§ BRIEF: Find all the lines with "งงาน" and gather them.

§ WORKING DATA:
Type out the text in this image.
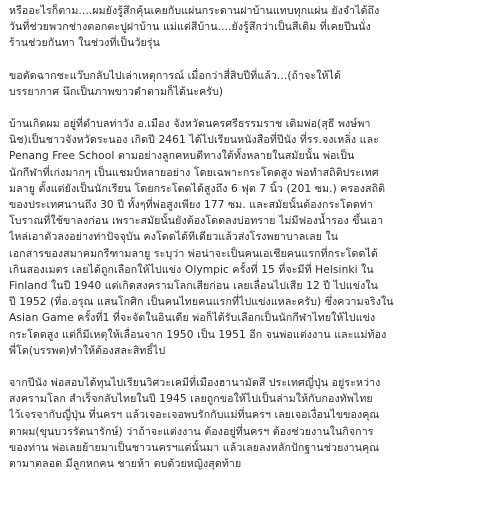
หรืออะไรก็ตาม....ผมยังรู้สึกคุ้นเคยกับแผ่นกระดานฝาบ้านแทบทุกแผ่น ยังจำได้ถึง
วันที่ช่วยพวกช่างตอกตะปูฝาบ้าน แม่แต่สีบ้าน....ยังรู้สึกว่าเป็นสีเดิม ที่เคยปีนนั่ง
ร้านช่วยกันทา ในช่วงที่เป็นวัยรุ่น

ขอตัดฉากชะแว๊บกลับไปเล่าเหตุการณ์ เมื่อกว่าสี่สิบปีที่แล้ว...(ถ้าจะให้ได้
บรรยากาศ นึกเป็นภาพขาวดำตามก็ได้นะครับ)

บ้านเกิดผม อยู่ที่ตำบลท่าวัง อ.เมือง จังหวัดนครศรีธรรมราช เดิมพ่อ(สุธี พงษ์พา
นิช)เป็นชาวจังหวัดระนอง เกิดปี 2461 ได้ไปเรียนหนังสือที่ปีนัง ที่รร.จงเหลิ่ง และ
Penang Free School ตามอย่างลูกคหบดีทางใต้ทั้งหลายในสมัยนั้น พ่อเป็น
นักกีฬาที่เก่งมากๆ เป็นแชมป์หลายอย่าง โดยเฉพาะกระโดดสูง พ่อทำสถิติประเทศ
มลายู ตั้งแต่ยังเป็นนักเรียน โดยกระโดดได้สูงถึง 6 ฟุต 7 นิ้ว (201 ซม.) ครองสถิติ
ของประเทศนานถึง 30 ปี ทั้งๆที่พ่อสูงเพียง 177 ซม. และสมัยนั้นต้องกระโดดท่า
โบราณที่ใช้ขาลงก่อน เพราะสมัยนั้นยังต้องโดดลงบ่อทราย ไม่มีฟองน้ำรอง ขึ้นเอา
ไหล่เอาตัวลงอย่างท่าปัจจุบัน คงโดดได้ทีเดียวแล้วส่งโรงพยาบาลเลย ใน
เอกสารของสมาคมกรีฑามลายู ระบุว่า พ่อน่าจะเป็นคนเอเชียคนแรกที่กระโดดได้
เกินสองเมตร เลยได้ถูกเลือกให้ไปแข่ง Olympic ครั้งที่ 15 ที่จะมีที่ Helsinki ใน
Finland ในปี 1940 แต่เกิดสงครามโลกเสียก่อน เลยเลื่อนไปเสีย 12 ปี ไปแข่งใน
ปี 1952 (ที่อ.อรุณ แสนโกศิก เป็นคนไทยคนแรกที่ไปแข่งแหละครับ) ซึ่งความจริงใน
Asian Game ครั้งที่1 ที่จะจัดในอินเดีย พ่อก็ได้รับเลือกเป็นนักกีฬาไทยให้ไปแข่ง
กระโดดสูง แต่ก็มีเหตุให้เลื่อนจาก 1950 เป็น 1951 อีก จนพ่อแต่งงาน และแม่ท้อง
พี่โต(บรรพต)ทำให้ต้องสละสิทธิ์ไป

จากปีนัง พ่อสอบได้ทุนไปเรียนวิศวะเคมีที่เมืองฮานามัตสึ ประเทศญี่ปุ่น อยู่ระหว่าง
สงครามโลก สำเร็จกลับไทยในปี 1945 เลยถูกขอให้ไปเป็นล่ามให้กับกองทัพไทย
ไว้เจรจากับญี่ปุ่น ที่นครฯ แล้วเจอะเจอพบรักกับแม่ที่นครฯ เลยเจอเงื่อนไขของคุณ
ตาผม(ขุนบวรรัตนารักษ์) ว่าถ้าจะแต่งงาน ต้องอยู่ที่นครฯ ต้องช่วยงานในกิจการ
ของท่าน พ่อเลยย้ายมาเป็นชาวนครฯแต่นั้นมา แล้วเลยลงหลักปักฐานช่วยงานคุณ
ตามาตลอด มีลูกหกคน ชายห้า ตบด้วยหญิงสุดท้าย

§ SOLUTION FOR THIS EXERCISE:
กระโดดสูง แต่ก็มีเหตุให้เลื่อนจาก 1950 เป็น 1951 อีก จนพ่อแต่งงาน และแม่ท้อง
ตาผม(ขุนบวรรัตนารักษ์) ว่าถ้าจะแต่งงาน ต้องอยู่ที่นครฯ ต้องช่วยงานในกิจการ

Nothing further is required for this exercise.